PROVIDED TEXT:
Re: RDD Partitions not distributed evenly to executors

Posted by Koert Kuipers <ko...@tresata.com>.

can you try:
spark.shuffle.reduceLocality.enabled=false

On Mon, Apr 4, 2016 at 8:17 PM, Mike Hynes <91...@gmail.com> wrote:

> Dear all,
>
> Thank you for your responses.
>
> Michael Slavitch:
> > Just to be sure:  Has spark-env.sh and spark-defaults.conf been
> correctly propagated to all nodes?  Are they identical?
> Yes; these files are stored on a shared memory directory accessible to
> all nodes.
>
> Koert Kuipers:
> > we ran into similar issues and it seems related to the new memory
> > management. can you try:
> > spark.memory.useLegacyMode = true
> I reran the exact same code with a restarted cluster using this
> modification, and did not observe any difference. The partitioning is
> still imbalanced.
>
> Ted Yu:
> > If the changes can be ported over to 1.6.1, do you mind reproducing the
> issue there ?
> Since the spark.memory.useLegacyMode setting did not impact my code
> execution, I will have to change the Spark dependency back to earlier
> versions to see if the issue persists and get back to you.
>
> Meanwhile, if anyone else has any other ideas or experience, please let me
> know.

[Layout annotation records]

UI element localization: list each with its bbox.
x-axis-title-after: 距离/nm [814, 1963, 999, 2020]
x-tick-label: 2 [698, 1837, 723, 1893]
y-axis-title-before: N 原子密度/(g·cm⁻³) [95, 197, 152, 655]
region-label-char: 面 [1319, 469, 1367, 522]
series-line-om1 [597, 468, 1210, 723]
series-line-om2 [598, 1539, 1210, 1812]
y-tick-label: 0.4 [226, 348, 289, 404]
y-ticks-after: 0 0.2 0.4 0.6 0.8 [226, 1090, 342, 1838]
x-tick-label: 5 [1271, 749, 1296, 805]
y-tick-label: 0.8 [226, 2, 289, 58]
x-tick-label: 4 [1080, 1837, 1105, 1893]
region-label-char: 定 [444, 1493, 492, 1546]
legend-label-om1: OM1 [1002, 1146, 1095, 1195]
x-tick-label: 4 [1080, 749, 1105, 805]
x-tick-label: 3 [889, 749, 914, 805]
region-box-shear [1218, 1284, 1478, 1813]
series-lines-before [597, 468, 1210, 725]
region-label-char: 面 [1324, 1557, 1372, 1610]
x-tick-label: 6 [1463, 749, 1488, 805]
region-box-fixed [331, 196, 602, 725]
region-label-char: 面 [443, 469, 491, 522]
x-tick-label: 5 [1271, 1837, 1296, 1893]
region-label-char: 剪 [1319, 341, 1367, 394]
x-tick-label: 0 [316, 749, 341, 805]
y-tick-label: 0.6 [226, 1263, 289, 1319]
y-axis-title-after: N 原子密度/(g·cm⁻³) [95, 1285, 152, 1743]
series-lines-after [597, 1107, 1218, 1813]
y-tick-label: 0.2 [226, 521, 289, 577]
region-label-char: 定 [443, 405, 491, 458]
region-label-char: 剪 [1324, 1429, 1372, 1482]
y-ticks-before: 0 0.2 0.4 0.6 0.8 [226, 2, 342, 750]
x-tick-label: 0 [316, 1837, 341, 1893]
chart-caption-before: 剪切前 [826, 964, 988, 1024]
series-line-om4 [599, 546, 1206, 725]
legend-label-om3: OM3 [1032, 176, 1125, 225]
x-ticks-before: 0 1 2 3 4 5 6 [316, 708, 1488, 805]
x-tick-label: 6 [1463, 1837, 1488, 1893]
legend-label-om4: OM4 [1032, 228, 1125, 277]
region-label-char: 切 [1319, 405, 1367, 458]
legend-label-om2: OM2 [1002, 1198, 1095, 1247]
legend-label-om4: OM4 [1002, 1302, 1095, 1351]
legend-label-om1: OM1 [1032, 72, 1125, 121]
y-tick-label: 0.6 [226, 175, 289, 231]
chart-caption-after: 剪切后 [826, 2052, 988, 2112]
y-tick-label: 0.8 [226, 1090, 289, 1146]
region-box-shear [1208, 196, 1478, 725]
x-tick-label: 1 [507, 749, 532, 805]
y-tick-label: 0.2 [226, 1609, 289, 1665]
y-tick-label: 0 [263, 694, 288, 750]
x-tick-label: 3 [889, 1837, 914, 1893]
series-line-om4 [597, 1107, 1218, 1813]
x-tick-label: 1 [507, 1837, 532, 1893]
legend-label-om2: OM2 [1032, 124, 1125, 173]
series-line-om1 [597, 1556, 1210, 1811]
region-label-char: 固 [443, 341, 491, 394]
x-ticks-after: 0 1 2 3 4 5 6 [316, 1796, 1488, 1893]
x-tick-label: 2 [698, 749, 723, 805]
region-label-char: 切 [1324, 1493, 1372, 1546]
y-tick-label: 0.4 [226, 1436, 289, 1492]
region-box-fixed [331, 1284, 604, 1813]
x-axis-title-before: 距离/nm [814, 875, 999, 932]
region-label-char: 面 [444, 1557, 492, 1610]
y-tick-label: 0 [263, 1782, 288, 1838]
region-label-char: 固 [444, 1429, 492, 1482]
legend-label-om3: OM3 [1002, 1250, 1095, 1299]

TASKS TO CARRY OUT:
- 1) Name every person who appears by name in the Spark partition thread, listing each only once.
- 2) Reproduce the Spark partition thread verbatim, everything from "On Mon, Apr" down to "Are they identical?".
- 3) Continue the Spark partition thread from where it stops.

EXERCISE RESULTS:
- 1) Koert Kuipers, Mike Hynes, Michael Slavitch, Ted Yu

- 2)
On Mon, Apr 4, 2016 at 8:17 PM, Mike Hynes <91...@gmail.com> wrote:

> Dear all,
>
> Thank you for your responses.
>
> Michael Slavitch:
> > Just to be sure:  Has spark-env.sh and spark-defaults.conf been
> correctly propagated to all nodes?  Are they identical?

- 3)
>
> Mike
>
> On 4/4/16, Koert Kuipers <ko...@tresata.com> wrote:
> > we ran into similar issues and it seems related to the new memory
> > management. can you try:
> > spark.memory.useLegacyMode = true
> >
> > On Mon, Apr 4, 2016 at 9:12 AM, Mike Hynes <91...@gmail.com> wrote:
> >
> >> [ CC'ing dev list since nearly identical questions have occurred in
> >> user list recently w/o resolution;
> >> c.f.:
> >>
> >>
> http://apache-spark-user-list.1001560.n3.nabble.com/Spark-work-distribution-among-execs-tt26502.html
> >>
> >>
> http://apache-spark-user-list.1001560.n3.nabble.com/Partitions-are-get-placed-on-the-single-node-tt26597.html
> >> ]
> >>
> >> Hello,
> >>
> >> In short, I'm reporting a problem concerning load imbalance of RDD
> >> partitions across a standalone cluster. Though there are 16 cores
> >> available per node, certain nodes will have >16 partitions, and some
> >> will correspondingly have <16 (and even 0).
> >>
> >> In more detail: I am running some scalability/performance tests for
> >> vector-type operations. The RDDs I'm considering are simple block
> >> vectors of type RDD[(Int,Vector)] for a Breeze vector type. The RDDs
> >> are generated with a fixed number of elements given by some multiple
> >> of the available cores, and subsequently hash-partitioned by their
> >> integer block index.
> >>
> >> I have verified that the hash partitioning key distribution, as well
> >> as the keys themselves, are both correct; the problem is truly that
> >> the partitions are *not* evenly distributed across the nodes.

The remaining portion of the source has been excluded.